■ RECORDS SHOWN:
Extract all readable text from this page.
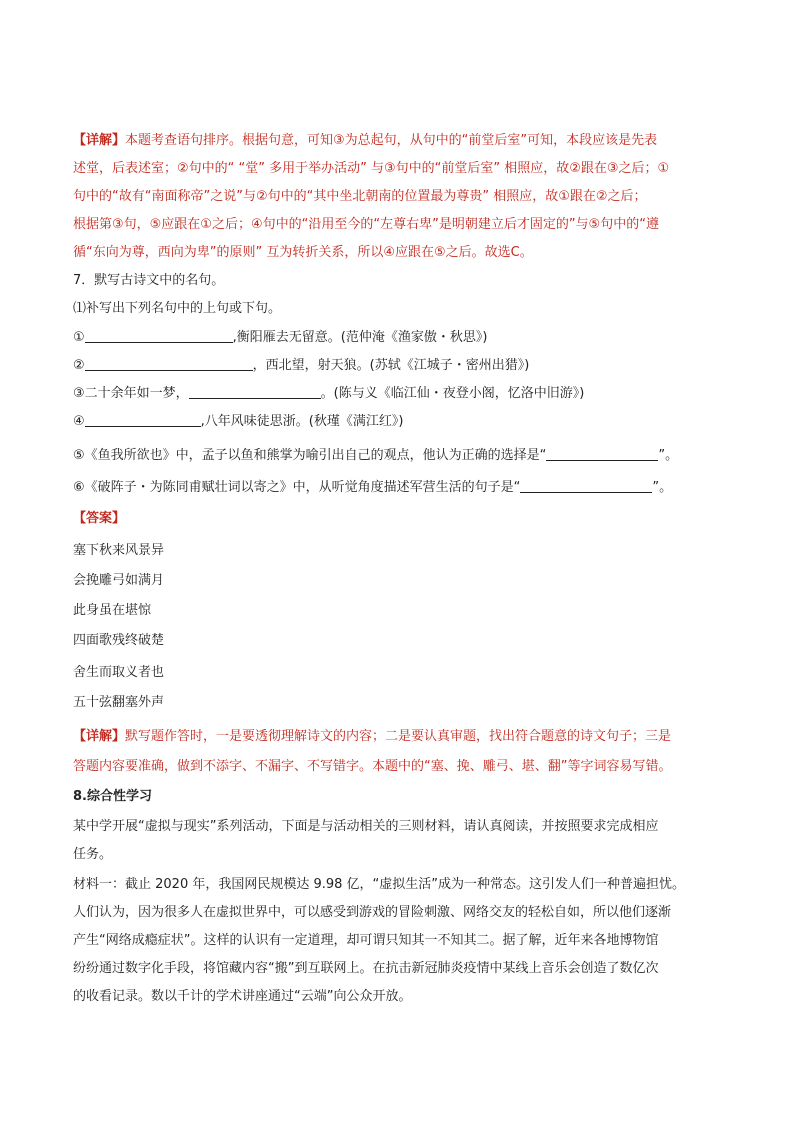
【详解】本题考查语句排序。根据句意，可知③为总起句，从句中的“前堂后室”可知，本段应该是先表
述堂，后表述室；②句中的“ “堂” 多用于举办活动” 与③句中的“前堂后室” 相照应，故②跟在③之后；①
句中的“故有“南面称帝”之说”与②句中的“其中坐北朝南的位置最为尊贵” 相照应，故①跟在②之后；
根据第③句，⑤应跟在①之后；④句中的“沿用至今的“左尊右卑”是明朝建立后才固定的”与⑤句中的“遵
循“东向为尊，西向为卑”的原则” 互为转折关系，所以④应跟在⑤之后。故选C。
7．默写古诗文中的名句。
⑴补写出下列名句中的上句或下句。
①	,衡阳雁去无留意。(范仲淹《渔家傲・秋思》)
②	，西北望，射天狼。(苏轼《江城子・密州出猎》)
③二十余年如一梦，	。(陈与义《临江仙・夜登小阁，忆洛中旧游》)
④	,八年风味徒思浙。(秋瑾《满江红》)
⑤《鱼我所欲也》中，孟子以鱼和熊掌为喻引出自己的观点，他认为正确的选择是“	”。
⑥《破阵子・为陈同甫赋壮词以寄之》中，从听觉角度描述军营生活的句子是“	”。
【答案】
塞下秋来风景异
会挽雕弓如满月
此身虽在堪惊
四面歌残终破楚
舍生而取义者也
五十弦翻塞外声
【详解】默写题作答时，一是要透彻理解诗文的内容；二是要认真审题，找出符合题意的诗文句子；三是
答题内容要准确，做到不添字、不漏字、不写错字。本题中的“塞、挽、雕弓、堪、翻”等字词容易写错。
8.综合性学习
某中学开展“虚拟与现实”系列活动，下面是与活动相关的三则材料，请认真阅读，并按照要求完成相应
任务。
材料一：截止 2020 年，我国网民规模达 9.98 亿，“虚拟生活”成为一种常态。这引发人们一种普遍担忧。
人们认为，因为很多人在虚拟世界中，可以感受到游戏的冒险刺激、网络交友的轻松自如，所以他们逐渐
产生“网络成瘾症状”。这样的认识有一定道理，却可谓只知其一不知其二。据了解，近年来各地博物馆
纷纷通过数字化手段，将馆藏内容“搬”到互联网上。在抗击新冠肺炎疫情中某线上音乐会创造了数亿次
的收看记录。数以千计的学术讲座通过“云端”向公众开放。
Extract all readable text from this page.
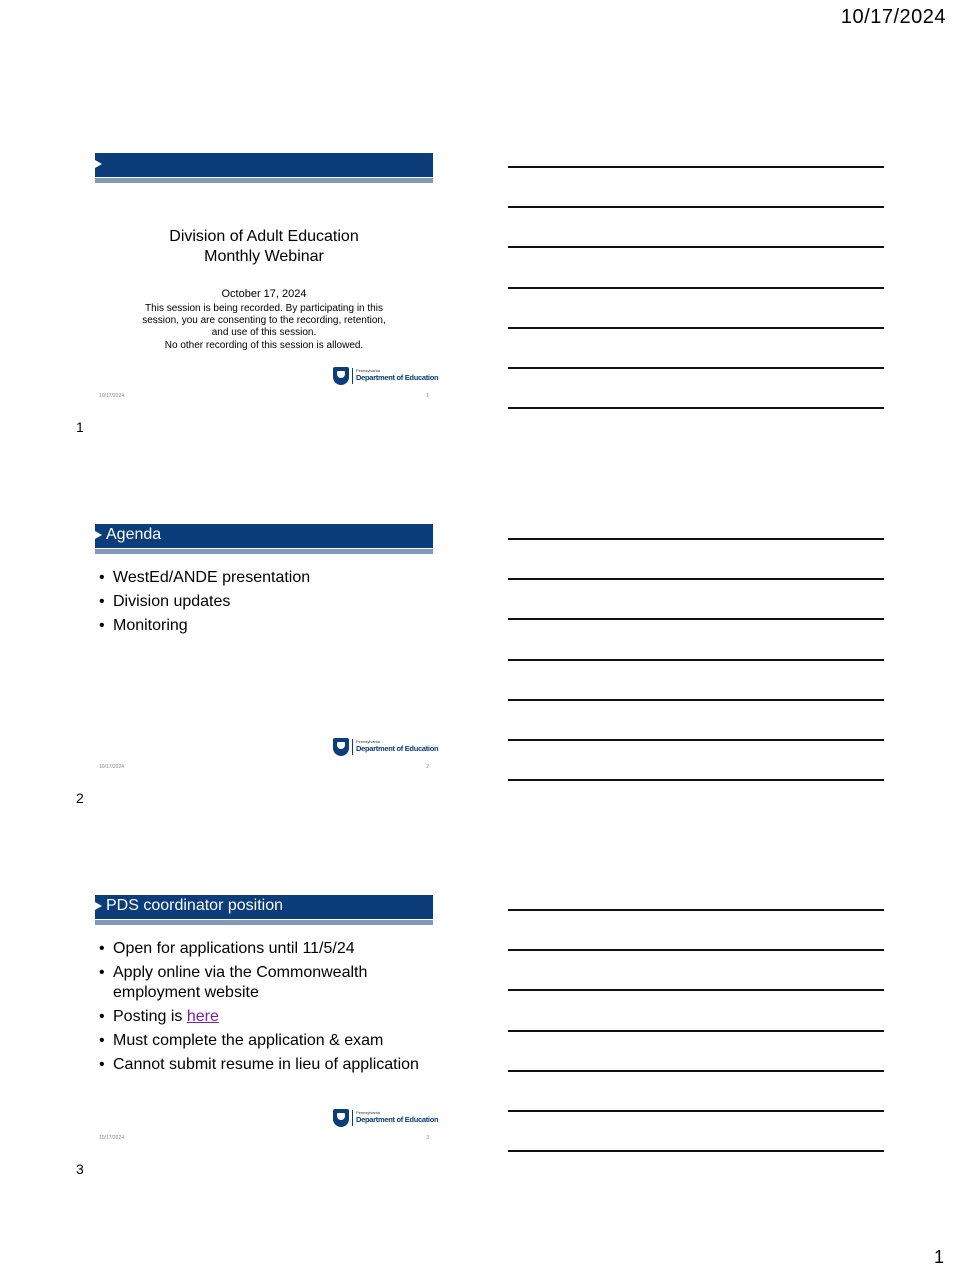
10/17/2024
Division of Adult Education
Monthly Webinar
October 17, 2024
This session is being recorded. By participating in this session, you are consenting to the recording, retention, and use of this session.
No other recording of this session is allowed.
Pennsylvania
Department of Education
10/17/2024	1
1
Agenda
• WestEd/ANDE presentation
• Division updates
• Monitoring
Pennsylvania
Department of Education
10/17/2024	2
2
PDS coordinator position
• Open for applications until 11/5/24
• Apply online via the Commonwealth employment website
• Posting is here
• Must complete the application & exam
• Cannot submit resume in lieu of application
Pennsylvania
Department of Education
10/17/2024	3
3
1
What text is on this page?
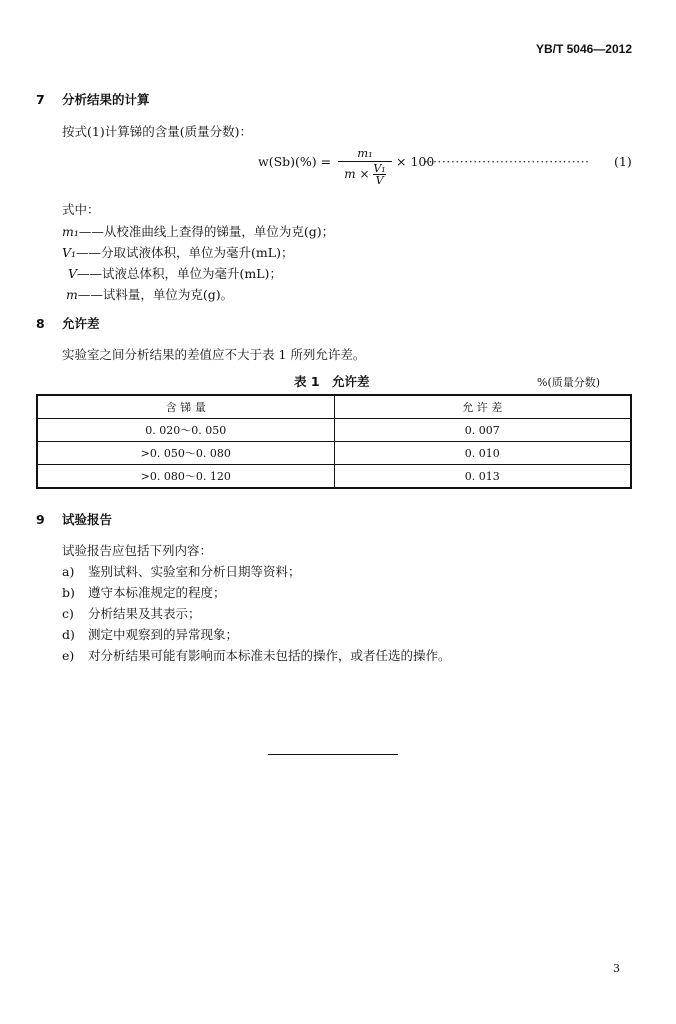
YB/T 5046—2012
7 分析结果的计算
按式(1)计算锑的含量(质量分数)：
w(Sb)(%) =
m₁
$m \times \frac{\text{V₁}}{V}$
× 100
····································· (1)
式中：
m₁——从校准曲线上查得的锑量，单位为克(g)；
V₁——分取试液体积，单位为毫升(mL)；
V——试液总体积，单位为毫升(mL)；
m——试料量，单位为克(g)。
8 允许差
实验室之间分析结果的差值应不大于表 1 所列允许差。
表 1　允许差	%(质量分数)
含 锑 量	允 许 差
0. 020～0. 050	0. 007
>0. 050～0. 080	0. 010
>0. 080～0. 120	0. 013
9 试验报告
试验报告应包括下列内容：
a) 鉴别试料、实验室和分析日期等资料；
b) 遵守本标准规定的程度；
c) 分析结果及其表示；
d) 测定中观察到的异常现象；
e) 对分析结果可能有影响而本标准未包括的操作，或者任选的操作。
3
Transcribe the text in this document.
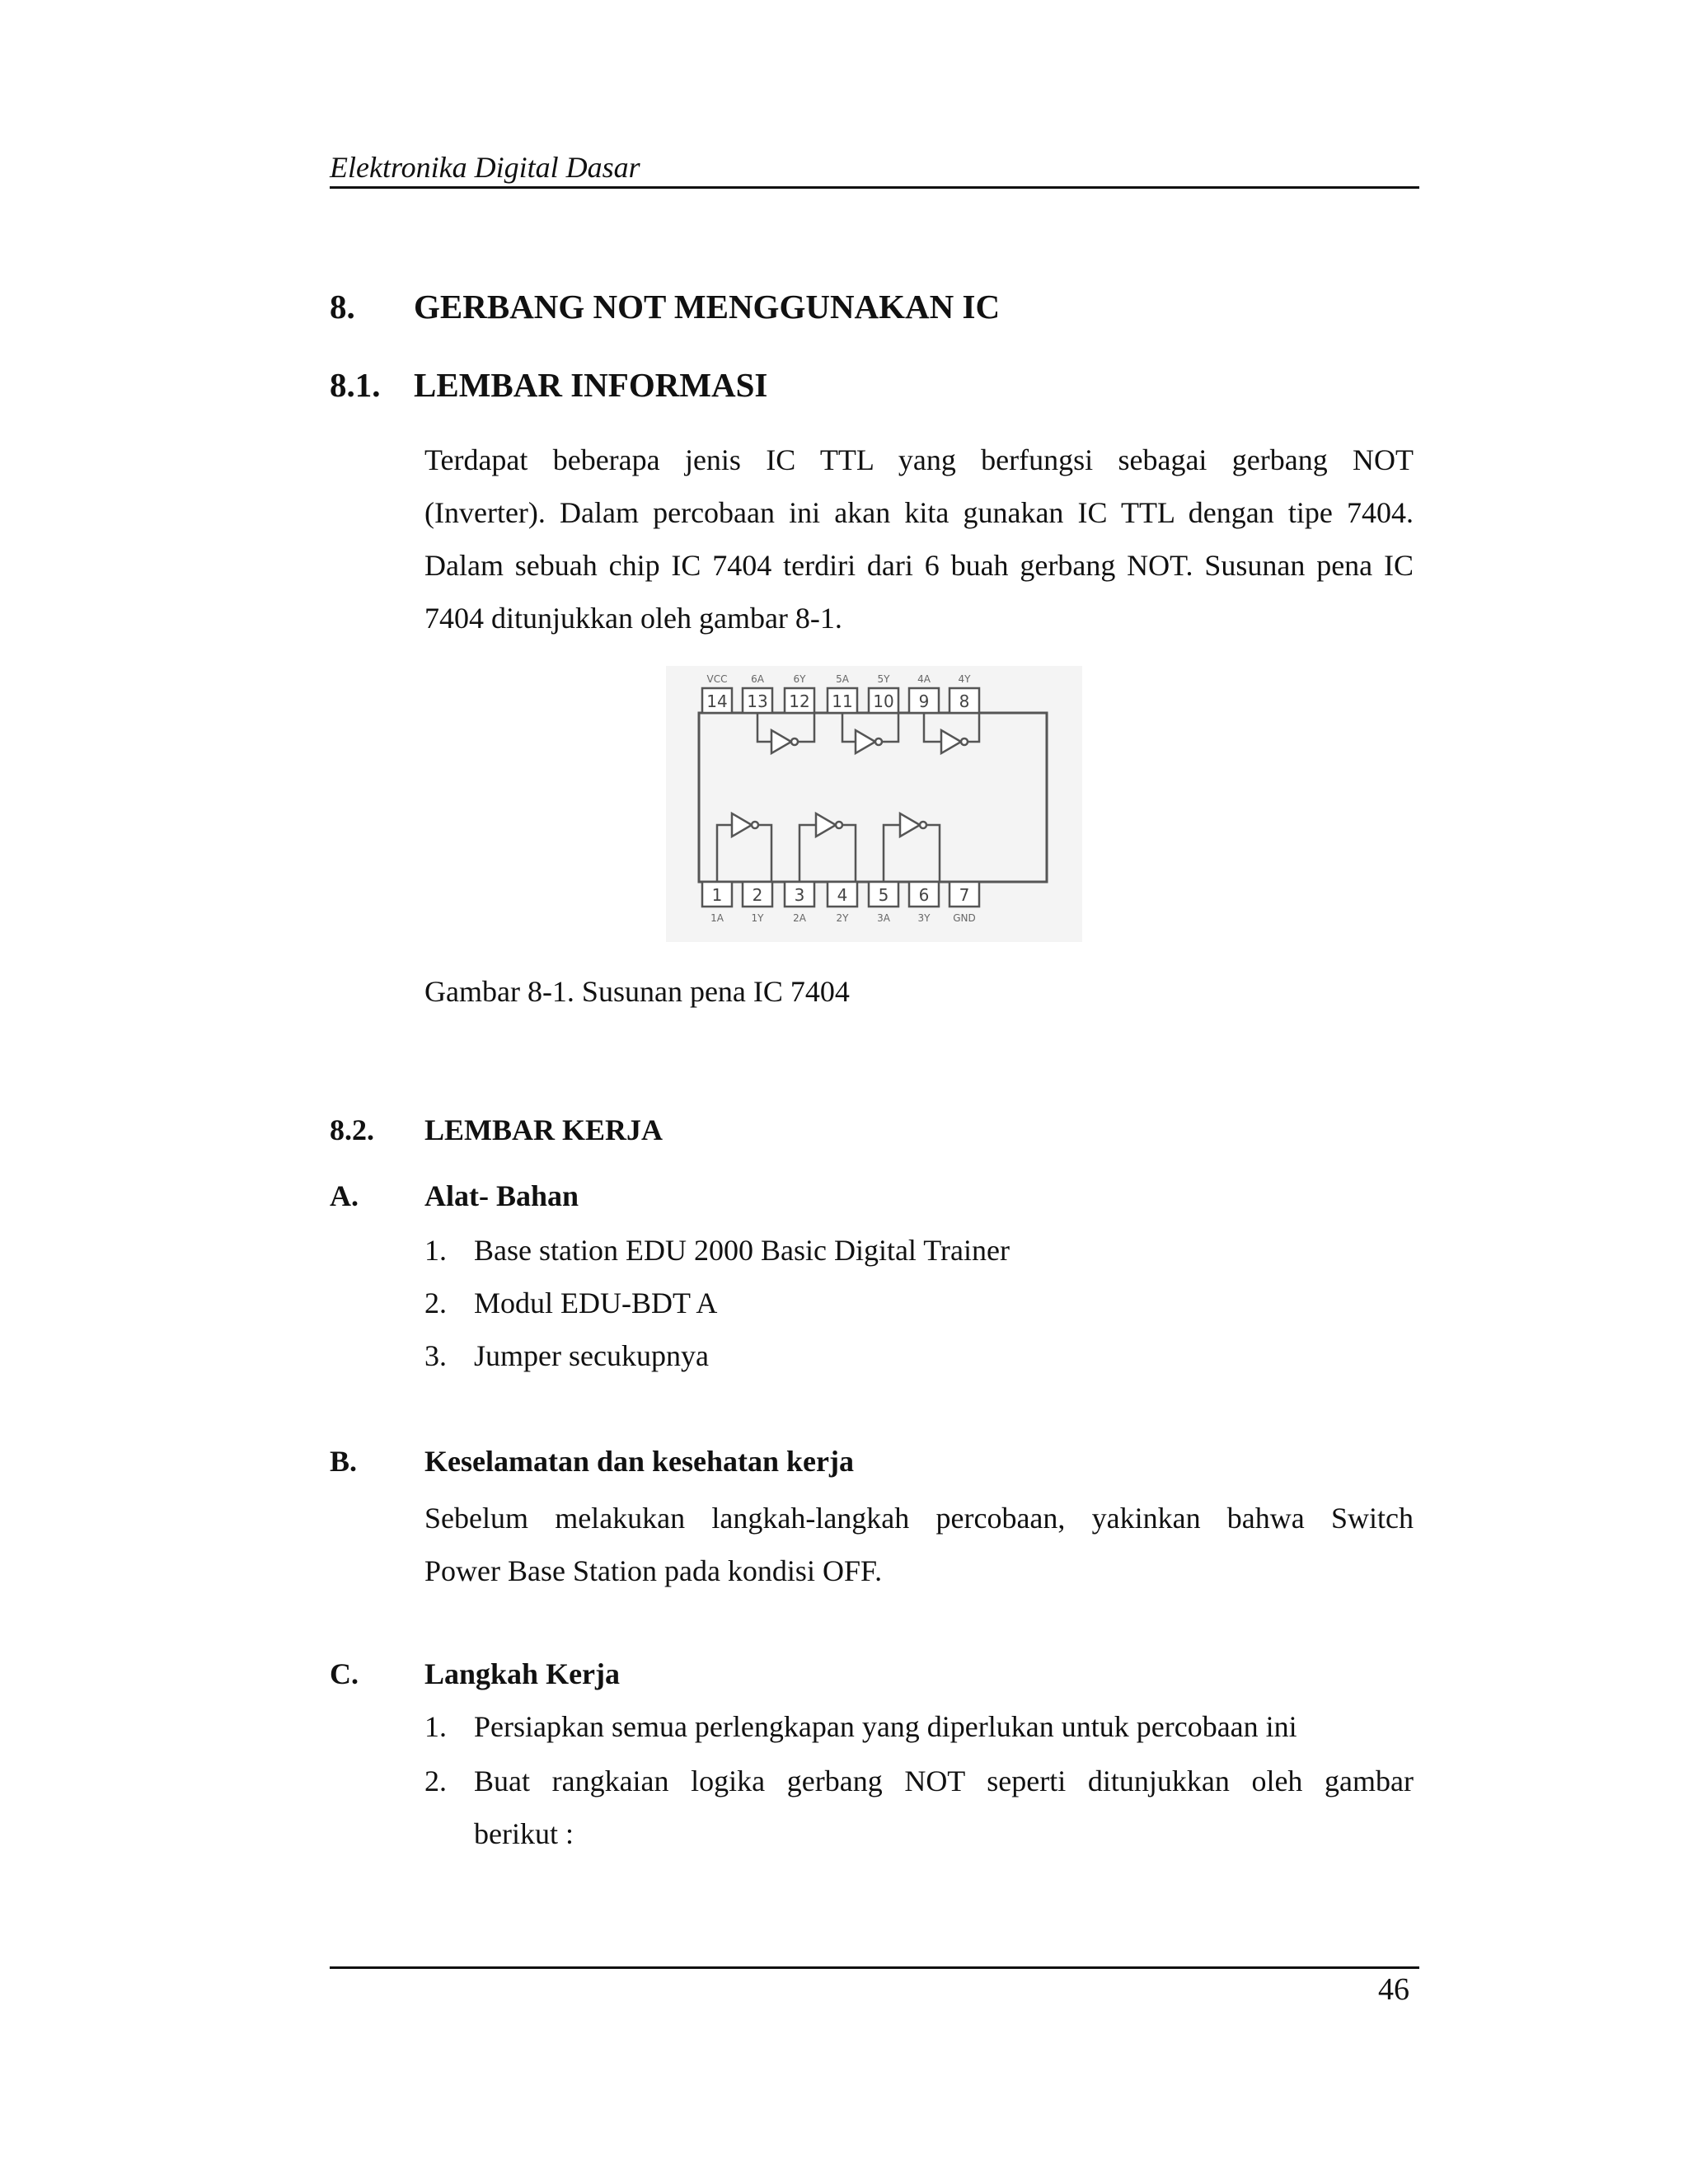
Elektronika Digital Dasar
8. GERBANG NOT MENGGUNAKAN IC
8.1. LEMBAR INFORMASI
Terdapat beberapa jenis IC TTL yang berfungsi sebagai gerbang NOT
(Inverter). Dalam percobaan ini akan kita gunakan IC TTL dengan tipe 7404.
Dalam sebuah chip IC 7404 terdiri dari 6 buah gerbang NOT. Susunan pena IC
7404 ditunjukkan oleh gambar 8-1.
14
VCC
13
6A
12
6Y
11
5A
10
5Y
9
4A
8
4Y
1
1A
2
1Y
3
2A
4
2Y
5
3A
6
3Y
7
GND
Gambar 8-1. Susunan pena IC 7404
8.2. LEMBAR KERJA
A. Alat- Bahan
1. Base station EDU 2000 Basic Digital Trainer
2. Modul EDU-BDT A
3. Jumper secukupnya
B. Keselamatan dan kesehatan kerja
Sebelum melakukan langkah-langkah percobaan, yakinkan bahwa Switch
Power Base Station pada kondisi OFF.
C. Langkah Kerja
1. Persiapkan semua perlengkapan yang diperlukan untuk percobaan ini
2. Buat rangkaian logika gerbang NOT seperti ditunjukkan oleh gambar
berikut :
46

■ THE PROBLEM: Copy the records above exactly, leaving out every picture.

■ TASK RESPONSE:
Extract all readable text from this page.
【详解】本题考查语句排序。根据句意，可知③为总起句，从句中的“前堂后室”可知，本段应该是先表
述堂，后表述室；②句中的“ “堂” 多用于举办活动” 与③句中的“前堂后室” 相照应，故②跟在③之后；①
句中的“故有“南面称帝”之说”与②句中的“其中坐北朝南的位置最为尊贵” 相照应，故①跟在②之后；
根据第③句，⑤应跟在①之后；④句中的“沿用至今的“左尊右卑”是明朝建立后才固定的”与⑤句中的“遵
循“东向为尊，西向为卑”的原则” 互为转折关系，所以④应跟在⑤之后。故选C。
7．默写古诗文中的名句。
⑴补写出下列名句中的上句或下句。
①	,衡阳雁去无留意。(范仲淹《渔家傲・秋思》)
②	，西北望，射天狼。(苏轼《江城子・密州出猎》)
③二十余年如一梦，	。(陈与义《临江仙・夜登小阁，忆洛中旧游》)
④	,八年风味徒思浙。(秋瑾《满江红》)
⑤《鱼我所欲也》中，孟子以鱼和熊掌为喻引出自己的观点，他认为正确的选择是“	”。
⑥《破阵子・为陈同甫赋壮词以寄之》中，从听觉角度描述军营生活的句子是“	”。
【答案】
塞下秋来风景异
会挽雕弓如满月
此身虽在堪惊
四面歌残终破楚
舍生而取义者也
五十弦翻塞外声
【详解】默写题作答时，一是要透彻理解诗文的内容；二是要认真审题，找出符合题意的诗文句子；三是
答题内容要准确，做到不添字、不漏字、不写错字。本题中的“塞、挽、雕弓、堪、翻”等字词容易写错。
8.综合性学习
某中学开展“虚拟与现实”系列活动，下面是与活动相关的三则材料，请认真阅读，并按照要求完成相应
任务。
材料一：截止 2020 年，我国网民规模达 9.98 亿，“虚拟生活”成为一种常态。这引发人们一种普遍担忧。
人们认为，因为很多人在虚拟世界中，可以感受到游戏的冒险刺激、网络交友的轻松自如，所以他们逐渐
产生“网络成瘾症状”。这样的认识有一定道理，却可谓只知其一不知其二。据了解，近年来各地博物馆
纷纷通过数字化手段，将馆藏内容“搬”到互联网上。在抗击新冠肺炎疫情中某线上音乐会创造了数亿次
的收看记录。数以千计的学术讲座通过“云端”向公众开放。
Extract all readable text from this page.
10/17/2024
Division of Adult Education
Monthly Webinar
October 17, 2024
This session is being recorded. By participating in this session, you are consenting to the recording, retention, and use of this session.
No other recording of this session is allowed.
Pennsylvania
Department of Education
10/17/2024	1
1
Agenda
• WestEd/ANDE presentation
• Division updates
• Monitoring
Pennsylvania
Department of Education
10/17/2024	2
2
PDS coordinator position
• Open for applications until 11/5/24
• Apply online via the Commonwealth employment website
• Posting is here
• Must complete the application & exam
• Cannot submit resume in lieu of application
Pennsylvania
Department of Education
10/17/2024	3
3
1
What text is on this page?
YB/T 5046—2012
7 分析结果的计算
按式(1)计算锑的含量(质量分数)：
w(Sb)(%) =
m₁
$m \times \frac{\text{V₁}}{V}$
× 100
····································· (1)
式中：
m₁——从校准曲线上查得的锑量，单位为克(g)；
V₁——分取试液体积，单位为毫升(mL)；
V——试液总体积，单位为毫升(mL)；
m——试料量，单位为克(g)。
8 允许差
实验室之间分析结果的差值应不大于表 1 所列允许差。
表 1　允许差	%(质量分数)
含 锑 量	允 许 差
0. 020～0. 050	0. 007
>0. 050～0. 080	0. 010
>0. 080～0. 120	0. 013
9 试验报告
试验报告应包括下列内容：
a) 鉴别试料、实验室和分析日期等资料；
b) 遵守本标准规定的程度；
c) 分析结果及其表示；
d) 测定中观察到的异常现象；
e) 对分析结果可能有影响而本标准未包括的操作，或者任选的操作。
3
Transcribe the text in this document.
Elektronika Digital Dasar
8. GERBANG NOT MENGGUNAKAN IC
8.1. LEMBAR INFORMASI
Terdapat beberapa jenis IC TTL yang berfungsi sebagai gerbang NOT
(Inverter). Dalam percobaan ini akan kita gunakan IC TTL dengan tipe 7404.
Dalam sebuah chip IC 7404 terdiri dari 6 buah gerbang NOT. Susunan pena IC
7404 ditunjukkan oleh gambar 8-1.
14
VCC
13
6A
12
6Y
11
5A
10
5Y
9
4A
8
4Y
1
1A
2
1Y
3
2A
4
2Y
5
3A
6
3Y
7
GND
Gambar 8-1. Susunan pena IC 7404
8.2. LEMBAR KERJA
A. Alat- Bahan
1. Base station EDU 2000 Basic Digital Trainer
2. Modul EDU-BDT A
3. Jumper secukupnya
B. Keselamatan dan kesehatan kerja
Sebelum melakukan langkah-langkah percobaan, yakinkan bahwa Switch
Power Base Station pada kondisi OFF.
C. Langkah Kerja
1. Persiapkan semua perlengkapan yang diperlukan untuk percobaan ini
2. Buat rangkaian logika gerbang NOT seperti ditunjukkan oleh gambar
berikut :
46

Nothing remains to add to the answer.